**Items listed in a dataset:**
==================================================

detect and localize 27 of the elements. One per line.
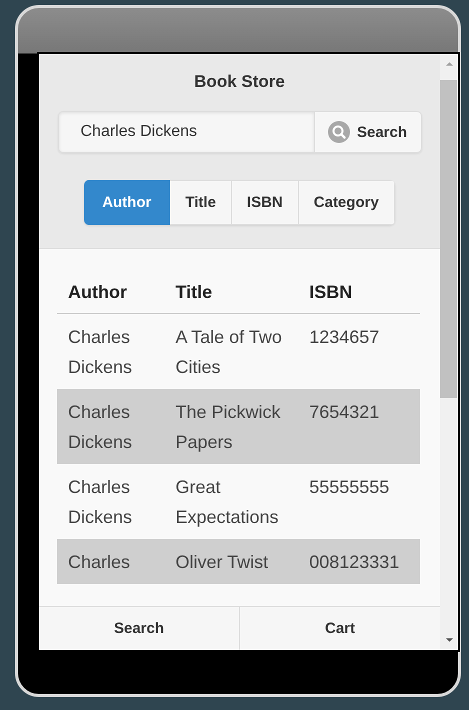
search-icon bbox=[328, 121, 350, 143]
search-field[interactable]: Charles Dickens bbox=[58, 111, 314, 153]
scrollbar-thumb[interactable] bbox=[440, 80, 457, 398]
table-cell: Charles Dickens bbox=[57, 389, 164, 464]
table-cell: Great Expectations bbox=[164, 464, 298, 539]
scroll-up-icon[interactable] bbox=[444, 61, 454, 67]
table-cell: 7654321 bbox=[298, 389, 420, 464]
filter-tab[interactable]: Category bbox=[298, 180, 395, 225]
column-header: Title bbox=[164, 271, 298, 314]
filter-tab[interactable]: Author bbox=[84, 180, 170, 225]
filter-tab[interactable]: Title bbox=[170, 180, 232, 225]
table-cell: 008123331 bbox=[298, 539, 420, 584]
column-header: Author bbox=[57, 271, 164, 314]
table-cell: 1234657 bbox=[298, 314, 420, 389]
table-cell: Charles Dickens bbox=[57, 314, 164, 389]
column-header: ISBN bbox=[298, 271, 420, 314]
app-title: Book Store bbox=[194, 72, 285, 92]
scroll-down-icon[interactable] bbox=[444, 637, 454, 643]
table-cell: The Pickwick Papers bbox=[164, 389, 298, 464]
search-button[interactable]: Search bbox=[314, 111, 422, 153]
table-cell: 55555555 bbox=[298, 464, 420, 539]
filter-tab[interactable]: ISBN bbox=[232, 180, 299, 225]
table-cell: Charles bbox=[57, 539, 164, 584]
table-cell: Oliver Twist bbox=[164, 539, 298, 584]
scrollbar[interactable] bbox=[440, 54, 458, 650]
table-cell: A Tale of Two Cities bbox=[164, 314, 298, 389]
table-cell: Charles Dickens bbox=[57, 464, 164, 539]
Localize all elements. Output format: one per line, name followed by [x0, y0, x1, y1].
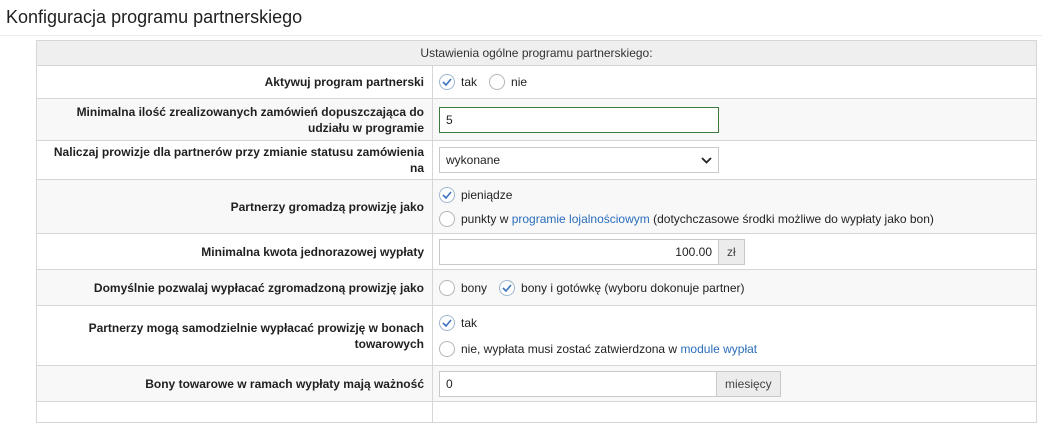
- commission-status-select[interactable]: wykonane: [439, 147, 719, 173]
- row-label: Aktywuj program partnerski: [37, 66, 433, 98]
- row-commission-status: Naliczaj prowizje dla partnerów przy zmi…: [37, 141, 1036, 180]
- row-label: Minimalna ilość zrealizowanych zamówień …: [37, 99, 433, 140]
- months-addon: miesięcy: [717, 370, 781, 397]
- row-label: [37, 402, 433, 422]
- min-payout-input[interactable]: 100.00: [439, 238, 719, 265]
- radio-payout-vouchers[interactable]: bony: [439, 278, 487, 298]
- radio-checked-icon: [439, 314, 455, 331]
- page-title: Konfiguracja programu partnerskiego: [6, 7, 303, 27]
- settings-table: Ustawienia ogólne programu partnerskiego…: [36, 40, 1037, 423]
- row-self-payout: Partnerzy mogą samodzielnie wypłacać pro…: [37, 306, 1036, 366]
- radio-collect-points[interactable]: punkty w programie lojalnościowym (dotyc…: [439, 209, 1024, 229]
- row-label: Bony towarowe w ramach wypłaty mają ważn…: [37, 366, 433, 401]
- radio-unchecked-icon: [489, 74, 506, 90]
- voucher-validity-input[interactable]: 0: [439, 370, 717, 397]
- row-collect: Partnerzy gromadzą prowizję jako pieniąd…: [37, 180, 1036, 234]
- radio-activate-yes[interactable]: tak: [439, 72, 477, 92]
- radio-payout-both[interactable]: bony i gotówkę (wyboru dokonuje partner): [499, 278, 745, 298]
- radio-checked-icon: [439, 186, 455, 203]
- radio-activate-no[interactable]: nie: [489, 72, 527, 92]
- row-activate: Aktywuj program partnerski tak nie: [37, 66, 1036, 99]
- loyalty-program-link[interactable]: programie lojalnościowym: [512, 212, 650, 226]
- title-divider: [0, 35, 1042, 36]
- currency-addon: zł: [719, 238, 745, 265]
- row-label: Partnerzy gromadzą prowizję jako: [37, 180, 433, 233]
- row-min-payout: Minimalna kwota jednorazowej wypłaty 100…: [37, 234, 1036, 270]
- table-header: Ustawienia ogólne programu partnerskiego…: [37, 41, 1036, 66]
- radio-checked-icon: [439, 74, 455, 90]
- radio-unchecked-icon: [439, 340, 455, 357]
- radio-collect-money[interactable]: pieniądze: [439, 185, 1024, 205]
- min-orders-input[interactable]: 5: [439, 106, 719, 133]
- radio-unchecked-icon: [439, 210, 455, 227]
- radio-checked-icon: [499, 279, 516, 296]
- chevron-down-icon: [701, 153, 712, 167]
- payout-module-link[interactable]: module wypłat: [680, 342, 757, 356]
- row-label: Minimalna kwota jednorazowej wypłaty: [37, 234, 433, 269]
- row-default-payout: Domyślnie pozwalaj wypłacać zgromadzoną …: [37, 270, 1036, 306]
- row-label: Domyślnie pozwalaj wypłacać zgromadzoną …: [37, 270, 433, 305]
- row-min-orders: Minimalna ilość zrealizowanych zamówień …: [37, 99, 1036, 141]
- radio-self-payout-yes[interactable]: tak: [439, 313, 1024, 333]
- row-label: Naliczaj prowizje dla partnerów przy zmi…: [37, 141, 433, 179]
- row-label: Partnerzy mogą samodzielnie wypłacać pro…: [37, 306, 433, 365]
- row-voucher-validity: Bony towarowe w ramach wypłaty mają ważn…: [37, 366, 1036, 402]
- radio-self-payout-no[interactable]: nie, wypłata musi zostać zatwierdzona w …: [439, 339, 1024, 359]
- radio-unchecked-icon: [439, 279, 455, 296]
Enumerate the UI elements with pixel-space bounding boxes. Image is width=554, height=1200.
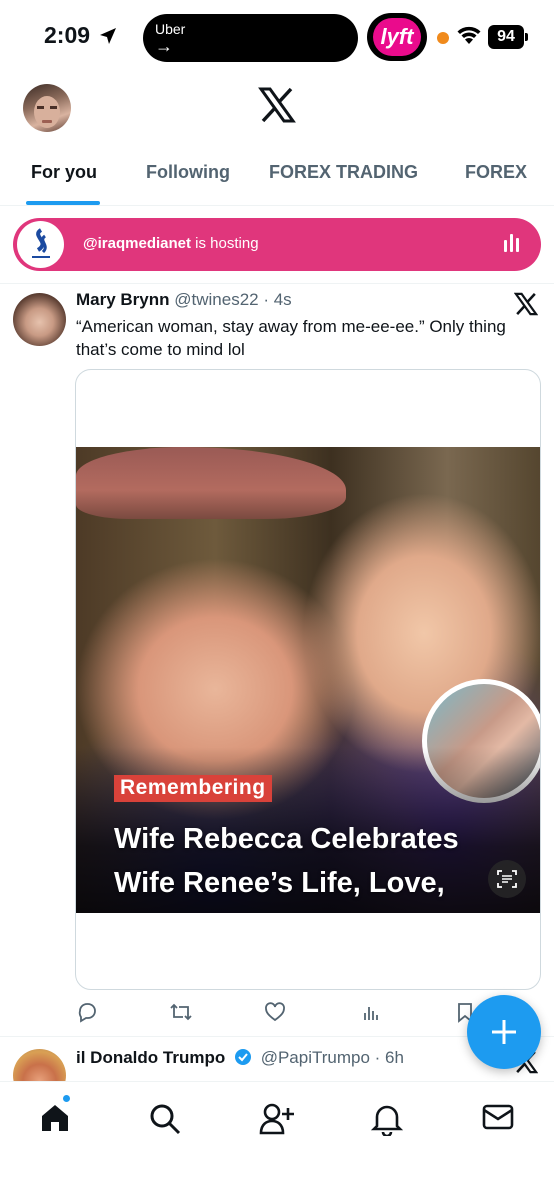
views-icon[interactable]	[360, 1001, 382, 1023]
photo-tag-label: Remembering	[114, 775, 272, 802]
reply-icon[interactable]	[76, 1001, 98, 1023]
tab-following[interactable]: Following	[146, 162, 230, 183]
tweet2-author-name[interactable]: il Donaldo Trumpo	[76, 1048, 225, 1067]
tab-for-you[interactable]: For you	[31, 162, 97, 183]
iraqmedianet-logo-icon	[31, 227, 50, 258]
tweet-author-handle[interactable]: @twines22	[174, 290, 258, 309]
time-text: 2:09	[44, 22, 91, 48]
tweet-author-avatar[interactable]	[13, 293, 66, 346]
tweet-actions	[76, 1001, 476, 1025]
x-logo-icon[interactable]	[258, 86, 296, 124]
avatar-face-icon	[34, 96, 60, 128]
tab-forex-trading[interactable]: FOREX TRADING	[269, 162, 418, 183]
space-host-handle: @iraqmedianet	[83, 235, 191, 252]
space-host-text: @iraqmedianet is hosting	[83, 235, 259, 252]
bottom-nav	[0, 1081, 554, 1200]
home-unread-dot	[62, 1094, 71, 1103]
search-icon[interactable]	[148, 1102, 182, 1136]
retweet-icon[interactable]	[169, 1001, 193, 1023]
space-host-logo	[17, 221, 64, 268]
photo-headline: Wife Rebecca Celebrates Wife Renee’s Lif…	[114, 817, 459, 905]
divider	[0, 283, 554, 284]
lyft-logo: lyft	[373, 18, 421, 56]
uber-arrow-icon: →	[155, 36, 173, 56]
tweet2-author-handle[interactable]: @PapiTrumpo	[261, 1048, 370, 1067]
compose-button[interactable]	[467, 995, 541, 1069]
tweet2-header: il Donaldo Trumpo @PapiTrumpo · 6h	[76, 1048, 404, 1068]
wifi-icon	[457, 26, 481, 44]
tweet-author-name[interactable]: Mary Brynn	[76, 290, 170, 309]
lyft-live-activity[interactable]: lyft	[367, 13, 427, 61]
status-time: 2:09	[44, 22, 118, 49]
audio-bars-icon	[504, 234, 519, 252]
tab-forex[interactable]: FOREX	[465, 162, 527, 183]
status-bar: 2:09 Uber → lyft 94	[0, 0, 554, 76]
profile-avatar[interactable]	[23, 84, 71, 132]
space-hosting-label: is hosting	[191, 235, 259, 252]
location-arrow-icon	[100, 27, 117, 44]
tweet-time: · 4s	[258, 290, 292, 309]
communities-icon[interactable]	[259, 1102, 295, 1136]
plus-icon	[492, 1020, 516, 1044]
tweet-header: Mary Brynn @twines22 · 4s	[76, 290, 292, 310]
home-icon[interactable]	[39, 1102, 71, 1134]
live-text-icon	[497, 870, 517, 888]
tweet2-time: · 6h	[369, 1048, 404, 1067]
messages-icon[interactable]	[481, 1102, 515, 1132]
dynamic-island[interactable]: Uber →	[143, 14, 358, 62]
privacy-indicator-dot	[437, 32, 449, 44]
photo-headline-line1: Wife Rebecca Celebrates	[114, 823, 459, 855]
uber-activity-label: Uber	[155, 21, 186, 37]
photo-cap-shape	[76, 447, 346, 519]
tweet-media-card[interactable]: Remembering Wife Rebecca Celebrates Wife…	[75, 369, 541, 990]
x-badge-icon	[514, 292, 538, 316]
verified-badge-icon	[234, 1049, 251, 1065]
tweet-text: “American woman, stay away from me-ee-ee…	[76, 317, 506, 359]
battery-indicator: 94	[488, 25, 528, 49]
text-scan-button[interactable]	[488, 860, 526, 898]
live-space-banner[interactable]: @iraqmedianet is hosting	[13, 218, 541, 271]
tweet-photo[interactable]: Remembering Wife Rebecca Celebrates Wife…	[76, 447, 540, 913]
photo-headline-line2: Wife Renee’s Life, Love,	[114, 867, 445, 899]
timeline-tabs: For you Following FOREX TRADING FOREX	[0, 150, 554, 206]
notifications-icon[interactable]	[371, 1102, 403, 1136]
active-tab-indicator	[26, 201, 100, 205]
like-icon[interactable]	[264, 1001, 286, 1023]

==================================================

**PROBLEM TO SOLVE:** Reproduce the lines of the second item verbatim, from the line containing "147, 719, 173]" up to and including the line containing "- radio-unchecked-icon: [489, 74, 506, 90]".

**EXERCISE ANSWER:**
- commission-status-select[interactable]: wykonane: [439, 147, 719, 173]
- row-label: Aktywuj program partnerski: [37, 66, 433, 98]
- row-commission-status: Naliczaj prowizje dla partnerów przy zmi…: [37, 141, 1036, 180]
- row-label: Minimalna ilość zrealizowanych zamówień …: [37, 99, 433, 140]
- months-addon: miesięcy: [717, 370, 781, 397]
- row-label: [37, 402, 433, 422]
- min-payout-input[interactable]: 100.00: [439, 238, 719, 265]
- radio-payout-vouchers[interactable]: bony: [439, 278, 487, 298]
- radio-checked-icon: [439, 314, 455, 331]
- page-title: Konfiguracja programu partnerskiego: [6, 7, 303, 27]
- settings-table: Ustawienia ogólne programu partnerskiego…: [36, 40, 1037, 423]
- row-self-payout: Partnerzy mogą samodzielnie wypłacać pro…: [37, 306, 1036, 366]
- radio-collect-points[interactable]: punkty w programie lojalnościowym (dotyc…: [439, 209, 1024, 229]
- row-label: Bony towarowe w ramach wypłaty mają ważn…: [37, 366, 433, 401]
- radio-unchecked-icon: [489, 74, 506, 90]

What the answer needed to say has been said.